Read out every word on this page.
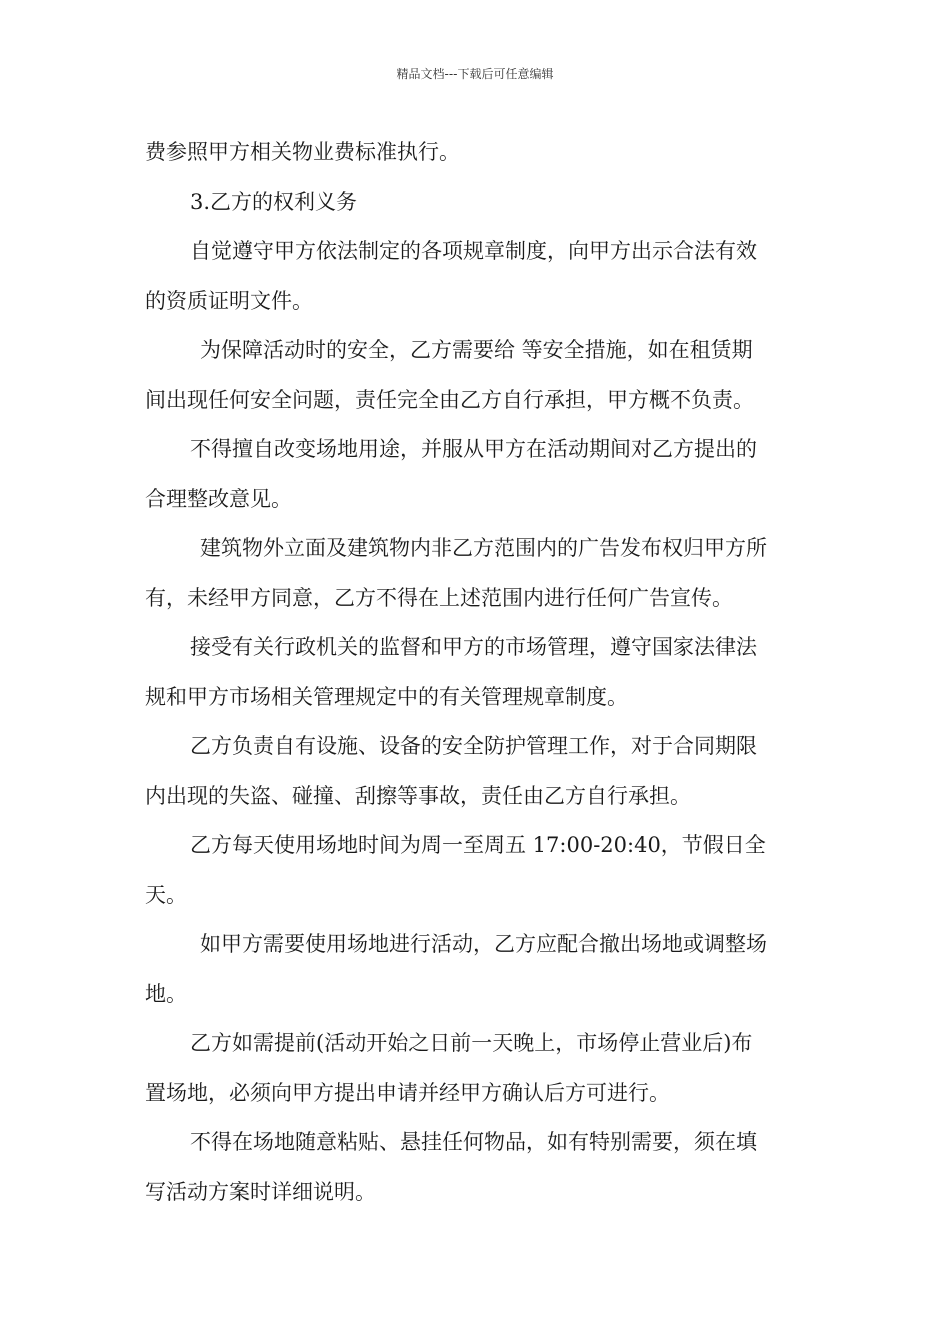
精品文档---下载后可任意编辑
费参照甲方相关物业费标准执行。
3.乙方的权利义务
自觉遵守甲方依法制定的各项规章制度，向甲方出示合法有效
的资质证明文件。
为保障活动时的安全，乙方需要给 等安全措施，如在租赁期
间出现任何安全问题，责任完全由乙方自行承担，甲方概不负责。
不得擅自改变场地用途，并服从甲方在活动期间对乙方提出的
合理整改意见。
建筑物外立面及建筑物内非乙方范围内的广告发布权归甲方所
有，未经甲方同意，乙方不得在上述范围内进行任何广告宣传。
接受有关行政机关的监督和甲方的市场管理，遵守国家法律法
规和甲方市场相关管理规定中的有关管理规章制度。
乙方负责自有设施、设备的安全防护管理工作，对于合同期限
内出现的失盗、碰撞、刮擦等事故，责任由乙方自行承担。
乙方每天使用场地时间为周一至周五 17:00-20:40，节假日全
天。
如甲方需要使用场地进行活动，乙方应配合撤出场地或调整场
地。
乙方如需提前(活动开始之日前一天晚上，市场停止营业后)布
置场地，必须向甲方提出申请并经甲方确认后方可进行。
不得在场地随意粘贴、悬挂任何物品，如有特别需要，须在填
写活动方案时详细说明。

====

_STATED PROBLEM_.
Images should not appear in the copy; retype the listing above exactly.

_OUTPUT BELOW_.
Read out every word on this page.
精品文档---下载后可任意编辑
费参照甲方相关物业费标准执行。
3.乙方的权利义务
自觉遵守甲方依法制定的各项规章制度，向甲方出示合法有效
的资质证明文件。
为保障活动时的安全，乙方需要给 等安全措施，如在租赁期
间出现任何安全问题，责任完全由乙方自行承担，甲方概不负责。
不得擅自改变场地用途，并服从甲方在活动期间对乙方提出的
合理整改意见。
建筑物外立面及建筑物内非乙方范围内的广告发布权归甲方所
有，未经甲方同意，乙方不得在上述范围内进行任何广告宣传。
接受有关行政机关的监督和甲方的市场管理，遵守国家法律法
规和甲方市场相关管理规定中的有关管理规章制度。
乙方负责自有设施、设备的安全防护管理工作，对于合同期限
内出现的失盗、碰撞、刮擦等事故，责任由乙方自行承担。
乙方每天使用场地时间为周一至周五 17:00-20:40，节假日全
天。
如甲方需要使用场地进行活动，乙方应配合撤出场地或调整场
地。
乙方如需提前(活动开始之日前一天晚上，市场停止营业后)布
置场地，必须向甲方提出申请并经甲方确认后方可进行。
不得在场地随意粘贴、悬挂任何物品，如有特别需要，须在填
写活动方案时详细说明。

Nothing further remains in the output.